* _SHORT EXERCISE_:
Each line containing the word "name" needs to be copied.

---------- DATA SHOWN ----------

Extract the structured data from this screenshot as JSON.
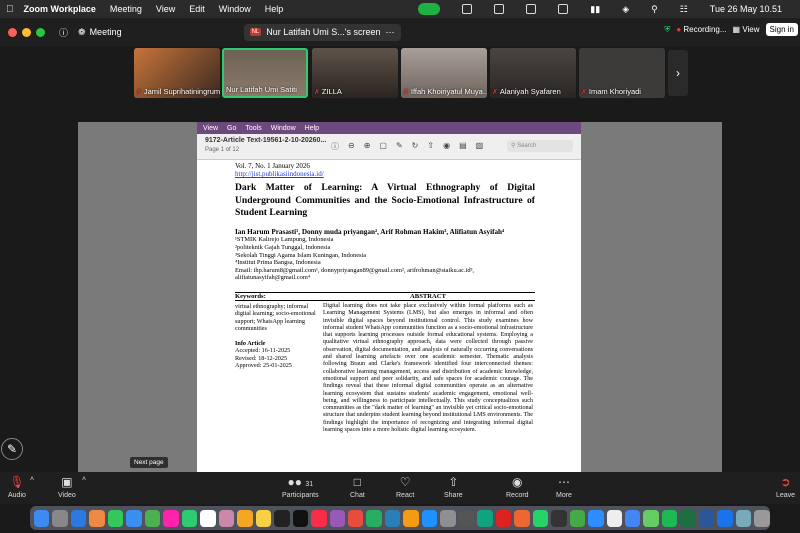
{
  "menubar": {
    "app": "Zoom Workplace",
    "items": [
      "Meeting",
      "View",
      "Edit",
      "Window",
      "Help"
    ],
    "clock": "Tue 26 May 10.51"
  },
  "zoom_top": {
    "meeting_label": "Meeting",
    "screen_share_label": "Nur Latifah Umi S...'s screen",
    "recording_label": "Recording...",
    "view_label": "View",
    "sign_in_label": "Sign in"
  },
  "participants": [
    {
      "name": "Jamil Suprihatiningrum",
      "bg": "#9a7850"
    },
    {
      "name": "Nur Latifah Umi Satiti",
      "bg": "#7e6a5a"
    },
    {
      "name": "ZILLA",
      "bg": "#6b5f54"
    },
    {
      "name": "Iffah Khoiriyatul Muya...",
      "bg": "#8a7f78"
    },
    {
      "name": "Alaniyah Syafaren",
      "bg": "#4f4a47"
    },
    {
      "name": "Imam Khoriyadi",
      "bg": "#3d3a3a"
    }
  ],
  "preview": {
    "menu": [
      "View",
      "Go",
      "Tools",
      "Window",
      "Help"
    ],
    "doc_title": "9172-Article Text-19561-2-10-20260...",
    "page_indicator": "Page 1 of 12",
    "search_placeholder": "Search"
  },
  "paper": {
    "volume": "Vol. 7, No. 1 January 2026",
    "url": "http://jist.publikasiindonesia.id/",
    "title": "Dark Matter of Learning: A Virtual Ethnography of Digital Underground Communities and the Socio-Emotional Infrastructure of Student Learning",
    "authors": "Ian Harum Prasasti¹, Donny muda priyangan², Arif Rohman Hakim³, Alifiatun Asyifah⁴",
    "affiliations": [
      "¹STMIK Kalirejo Lampung, Indonesia",
      "²politeknik Gajah Tunggal, Indonesia",
      "³Sekolah Tinggi Agama Islam Kuningan, Indonesia",
      "⁴Institut Prima Bangsa, Indonesia",
      "Email: ihp.harum8@gmail.com¹, donnypriyangan89@gmail.com², arifrohman@staiku.ac.id³,",
      "alifiatunasyifah@gmail.com⁴"
    ],
    "keywords_head": "Keywords:",
    "abstract_head": "ABSTRACT",
    "keywords": "virtual ethnography; informal digital learning; socio-emotional support; WhatsApp learning communities",
    "info_head": "Info Article",
    "accepted": "Accepted: 16-11-2025",
    "revised": "Revised: 18-12-2025",
    "approved": "Approved: 25-01-2025",
    "abstract": "Digital learning does not take place exclusively within formal platforms such as Learning Management Systems (LMS), but also emerges in informal and often invisible digital spaces beyond institutional control. This study examines how informal student WhatsApp communities function as a socio-emotional infrastructure that supports learning processes outside formal educational systems. Employing a qualitative virtual ethnography approach, data were collected through passive observation, digital documentation, and analysis of naturally occurring conversations and shared learning artefacts over one academic semester. Thematic analysis following Braun and Clarke's framework identified four interconnected themes: collaborative learning management, access and distribution of academic knowledge, emotional support and peer solidarity, and safe spaces for academic courage. The findings reveal that these informal digital communities operate as an alternative learning ecosystem that sustains students' academic engagement, emotional well-being, and willingness to participate intellectually. This study conceptualizes such communities as the \"dark matter of learning\" an invisible yet critical socio-emotional structure that underpins student learning beyond institutional LMS environments. The findings highlight the importance of recognizing and integrating informal digital learning spaces into a more holistic digital learning ecosystem."
  },
  "toolbar": {
    "audio": "Audio",
    "video": "Video",
    "participants": "Participants",
    "participants_count": "31",
    "chat": "Chat",
    "react": "React",
    "share": "Share",
    "record": "Record",
    "more": "More",
    "leave": "Leave",
    "tooltip": "Next page"
  },
  "dock_apps": [
    "finder-icon",
    "launchpad-icon",
    "safari-icon",
    "chrome-icon",
    "messages-icon",
    "mail-icon",
    "maps-icon",
    "photos-icon",
    "facetime-icon",
    "calendar-icon",
    "contacts-icon",
    "reminders-icon",
    "notes-icon",
    "freeform-icon",
    "tv-icon",
    "music-icon",
    "podcasts-icon",
    "news-icon",
    "numbers-icon",
    "keynote-icon",
    "pages-icon",
    "appstore-icon",
    "settings-icon",
    "iphone-mirroring-icon",
    "chatgpt-icon",
    "photobooth-icon",
    "anydesk-icon",
    "whatsapp-icon",
    "terminal-icon",
    "activity-icon",
    "zoom-icon",
    "textedit-icon",
    "chrome-icon-2",
    "maps-icon-2",
    "spotify-icon",
    "excel-icon",
    "word-icon",
    "vpn-icon",
    "downloads-icon",
    "trash-icon"
  ]
}
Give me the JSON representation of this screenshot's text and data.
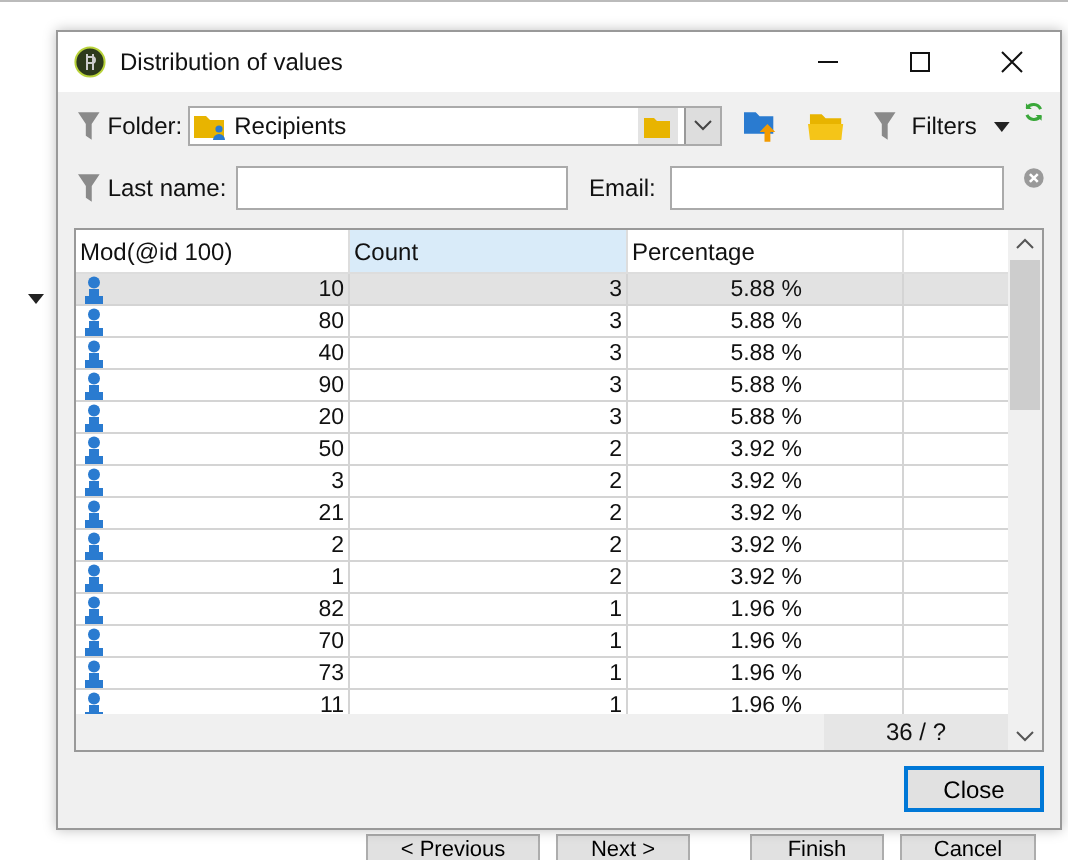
{
  "window": {
    "title": "Distribution of values"
  },
  "toolbar": {
    "folder_label": "Folder:",
    "folder_value": "Recipients",
    "filters_label": "Filters"
  },
  "filters": {
    "last_name_label": "Last name:",
    "email_label": "Email:"
  },
  "table": {
    "columns": [
      {
        "label": "Mod(@id 100)",
        "sorted": false
      },
      {
        "label": "Count",
        "sorted": true
      },
      {
        "label": "Percentage",
        "sorted": false
      }
    ],
    "rows": [
      {
        "mod": "10",
        "count": "3",
        "percentage": "5.88 %",
        "selected": true
      },
      {
        "mod": "80",
        "count": "3",
        "percentage": "5.88 %",
        "selected": false
      },
      {
        "mod": "40",
        "count": "3",
        "percentage": "5.88 %",
        "selected": false
      },
      {
        "mod": "90",
        "count": "3",
        "percentage": "5.88 %",
        "selected": false
      },
      {
        "mod": "20",
        "count": "3",
        "percentage": "5.88 %",
        "selected": false
      },
      {
        "mod": "50",
        "count": "2",
        "percentage": "3.92 %",
        "selected": false
      },
      {
        "mod": "3",
        "count": "2",
        "percentage": "3.92 %",
        "selected": false
      },
      {
        "mod": "21",
        "count": "2",
        "percentage": "3.92 %",
        "selected": false
      },
      {
        "mod": "2",
        "count": "2",
        "percentage": "3.92 %",
        "selected": false
      },
      {
        "mod": "1",
        "count": "2",
        "percentage": "3.92 %",
        "selected": false
      },
      {
        "mod": "82",
        "count": "1",
        "percentage": "1.96 %",
        "selected": false
      },
      {
        "mod": "70",
        "count": "1",
        "percentage": "1.96 %",
        "selected": false
      },
      {
        "mod": "73",
        "count": "1",
        "percentage": "1.96 %",
        "selected": false
      },
      {
        "mod": "11",
        "count": "1",
        "percentage": "1.96 %",
        "selected": false
      }
    ],
    "record_count": "36 / ?"
  },
  "close_button": "Close",
  "background_buttons": [
    "< Previous",
    "Next >",
    "Finish",
    "Cancel"
  ]
}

----------

* _COMPLETED EXERCISE_:
      "name": "Jamil Suprihatiningrum",
      "name": "Nur Latifah Umi Satiti",
      "name": "ZILLA",
      "name": "Iffah Khoiriyatul Muya...",
      "name": "Alaniyah Syafaren",
      "name": "Imam Khoriyadi",
    "last_name_label": "Last name:",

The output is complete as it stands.